All entries must be repeated exactly; do not include the pictures.

++++ Data ++++

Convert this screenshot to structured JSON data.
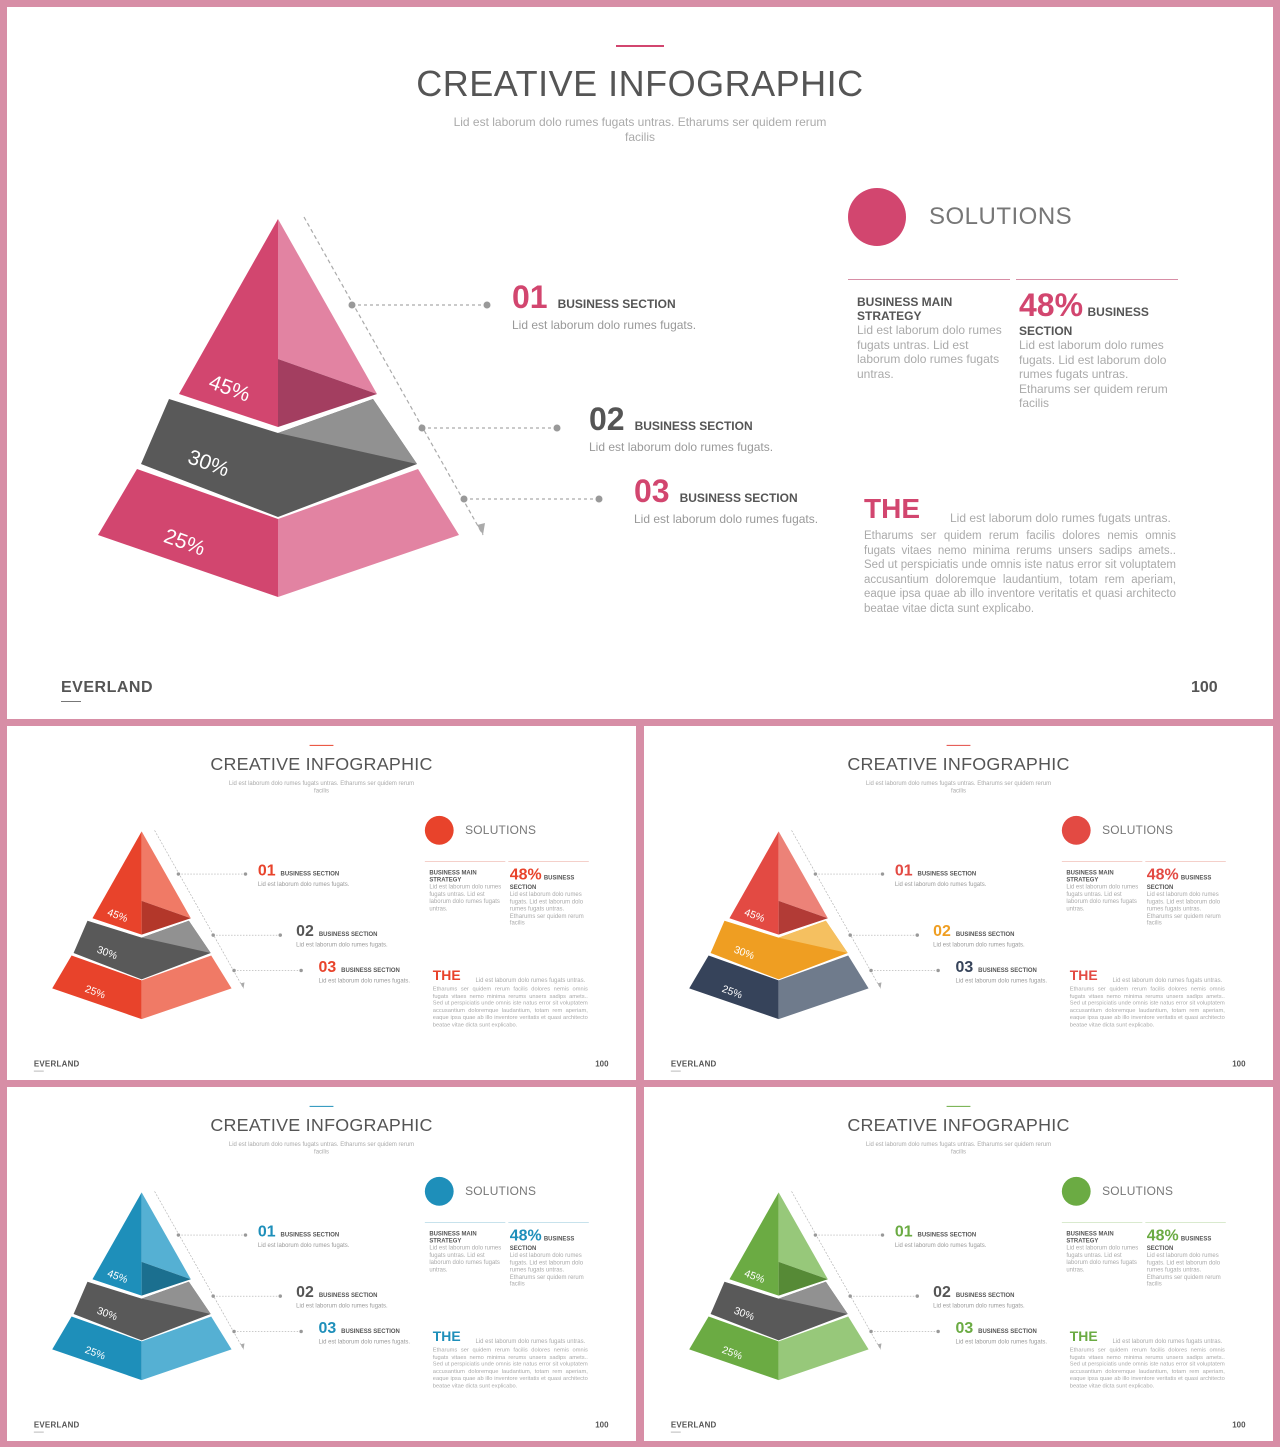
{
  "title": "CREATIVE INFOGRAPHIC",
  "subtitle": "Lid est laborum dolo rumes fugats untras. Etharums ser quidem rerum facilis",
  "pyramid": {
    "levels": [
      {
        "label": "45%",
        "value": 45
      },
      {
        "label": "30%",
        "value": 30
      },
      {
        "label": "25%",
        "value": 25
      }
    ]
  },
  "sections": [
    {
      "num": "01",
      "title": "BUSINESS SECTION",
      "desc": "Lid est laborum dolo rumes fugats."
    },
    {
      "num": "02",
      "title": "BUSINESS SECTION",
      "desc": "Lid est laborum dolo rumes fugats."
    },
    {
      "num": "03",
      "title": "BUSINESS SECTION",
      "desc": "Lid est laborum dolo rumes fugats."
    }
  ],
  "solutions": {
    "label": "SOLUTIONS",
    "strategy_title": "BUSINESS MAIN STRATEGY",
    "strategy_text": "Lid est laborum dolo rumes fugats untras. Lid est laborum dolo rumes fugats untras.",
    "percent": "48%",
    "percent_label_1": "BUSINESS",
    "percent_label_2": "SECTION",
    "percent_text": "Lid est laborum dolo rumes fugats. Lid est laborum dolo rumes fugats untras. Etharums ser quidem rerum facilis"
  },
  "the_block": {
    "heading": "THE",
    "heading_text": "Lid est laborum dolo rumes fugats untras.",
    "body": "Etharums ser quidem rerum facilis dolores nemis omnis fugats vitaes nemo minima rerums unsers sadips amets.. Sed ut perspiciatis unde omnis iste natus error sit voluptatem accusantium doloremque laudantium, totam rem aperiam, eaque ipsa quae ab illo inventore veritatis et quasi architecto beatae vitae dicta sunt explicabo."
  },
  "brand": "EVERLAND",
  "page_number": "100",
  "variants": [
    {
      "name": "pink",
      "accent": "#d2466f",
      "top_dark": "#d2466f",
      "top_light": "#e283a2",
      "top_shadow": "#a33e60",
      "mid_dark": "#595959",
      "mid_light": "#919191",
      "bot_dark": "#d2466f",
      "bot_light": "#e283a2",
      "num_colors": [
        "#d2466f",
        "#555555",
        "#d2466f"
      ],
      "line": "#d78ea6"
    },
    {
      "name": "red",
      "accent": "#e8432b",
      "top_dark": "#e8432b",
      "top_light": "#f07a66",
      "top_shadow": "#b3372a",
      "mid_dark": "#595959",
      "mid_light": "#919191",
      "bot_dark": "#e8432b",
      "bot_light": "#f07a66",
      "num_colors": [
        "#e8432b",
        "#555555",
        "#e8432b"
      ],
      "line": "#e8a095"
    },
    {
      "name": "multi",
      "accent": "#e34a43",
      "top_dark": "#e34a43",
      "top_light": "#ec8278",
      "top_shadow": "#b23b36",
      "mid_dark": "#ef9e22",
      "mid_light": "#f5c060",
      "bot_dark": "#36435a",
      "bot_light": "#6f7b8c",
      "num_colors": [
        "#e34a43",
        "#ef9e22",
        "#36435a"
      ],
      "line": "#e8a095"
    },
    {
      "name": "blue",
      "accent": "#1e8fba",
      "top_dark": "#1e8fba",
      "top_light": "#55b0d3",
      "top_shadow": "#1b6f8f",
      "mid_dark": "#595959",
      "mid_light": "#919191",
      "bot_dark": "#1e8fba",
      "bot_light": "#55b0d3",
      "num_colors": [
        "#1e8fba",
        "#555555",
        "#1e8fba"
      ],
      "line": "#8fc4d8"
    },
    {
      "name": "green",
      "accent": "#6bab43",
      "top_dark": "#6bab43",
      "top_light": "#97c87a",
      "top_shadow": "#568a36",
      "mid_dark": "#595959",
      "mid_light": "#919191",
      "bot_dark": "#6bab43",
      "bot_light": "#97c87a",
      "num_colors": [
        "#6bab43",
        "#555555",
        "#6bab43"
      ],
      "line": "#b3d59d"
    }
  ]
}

++++

Exercise solution
Convert this screenshot to structured JSON data.
{
  "title": "CREATIVE INFOGRAPHIC",
  "subtitle": "Lid est laborum dolo rumes fugats untras. Etharums ser quidem rerum facilis",
  "pyramid": {
    "levels": [
      {
        "label": "45%",
        "value": 45
      },
      {
        "label": "30%",
        "value": 30
      },
      {
        "label": "25%",
        "value": 25
      }
    ]
  },
  "sections": [
    {
      "num": "01",
      "title": "BUSINESS SECTION",
      "desc": "Lid est laborum dolo rumes fugats."
    },
    {
      "num": "02",
      "title": "BUSINESS SECTION",
      "desc": "Lid est laborum dolo rumes fugats."
    },
    {
      "num": "03",
      "title": "BUSINESS SECTION",
      "desc": "Lid est laborum dolo rumes fugats."
    }
  ],
  "solutions": {
    "label": "SOLUTIONS",
    "strategy_title": "BUSINESS MAIN STRATEGY",
    "strategy_text": "Lid est laborum dolo rumes fugats untras. Lid est laborum dolo rumes fugats untras.",
    "percent": "48%",
    "percent_label_1": "BUSINESS",
    "percent_label_2": "SECTION",
    "percent_text": "Lid est laborum dolo rumes fugats. Lid est laborum dolo rumes fugats untras. Etharums ser quidem rerum facilis"
  },
  "the_block": {
    "heading": "THE",
    "heading_text": "Lid est laborum dolo rumes fugats untras.",
    "body": "Etharums ser quidem rerum facilis dolores nemis omnis fugats vitaes nemo minima rerums unsers sadips amets.. Sed ut perspiciatis unde omnis iste natus error sit voluptatem accusantium doloremque laudantium, totam rem aperiam, eaque ipsa quae ab illo inventore veritatis et quasi architecto beatae vitae dicta sunt explicabo."
  },
  "brand": "EVERLAND",
  "page_number": "100",
  "variants": [
    {
      "name": "pink",
      "accent": "#d2466f",
      "top_dark": "#d2466f",
      "top_light": "#e283a2",
      "top_shadow": "#a33e60",
      "mid_dark": "#595959",
      "mid_light": "#919191",
      "bot_dark": "#d2466f",
      "bot_light": "#e283a2",
      "num_colors": [
        "#d2466f",
        "#555555",
        "#d2466f"
      ],
      "line": "#d78ea6"
    },
    {
      "name": "red",
      "accent": "#e8432b",
      "top_dark": "#e8432b",
      "top_light": "#f07a66",
      "top_shadow": "#b3372a",
      "mid_dark": "#595959",
      "mid_light": "#919191",
      "bot_dark": "#e8432b",
      "bot_light": "#f07a66",
      "num_colors": [
        "#e8432b",
        "#555555",
        "#e8432b"
      ],
      "line": "#e8a095"
    },
    {
      "name": "multi",
      "accent": "#e34a43",
      "top_dark": "#e34a43",
      "top_light": "#ec8278",
      "top_shadow": "#b23b36",
      "mid_dark": "#ef9e22",
      "mid_light": "#f5c060",
      "bot_dark": "#36435a",
      "bot_light": "#6f7b8c",
      "num_colors": [
        "#e34a43",
        "#ef9e22",
        "#36435a"
      ],
      "line": "#e8a095"
    },
    {
      "name": "blue",
      "accent": "#1e8fba",
      "top_dark": "#1e8fba",
      "top_light": "#55b0d3",
      "top_shadow": "#1b6f8f",
      "mid_dark": "#595959",
      "mid_light": "#919191",
      "bot_dark": "#1e8fba",
      "bot_light": "#55b0d3",
      "num_colors": [
        "#1e8fba",
        "#555555",
        "#1e8fba"
      ],
      "line": "#8fc4d8"
    },
    {
      "name": "green",
      "accent": "#6bab43",
      "top_dark": "#6bab43",
      "top_light": "#97c87a",
      "top_shadow": "#568a36",
      "mid_dark": "#595959",
      "mid_light": "#919191",
      "bot_dark": "#6bab43",
      "bot_light": "#97c87a",
      "num_colors": [
        "#6bab43",
        "#555555",
        "#6bab43"
      ],
      "line": "#b3d59d"
    }
  ]
}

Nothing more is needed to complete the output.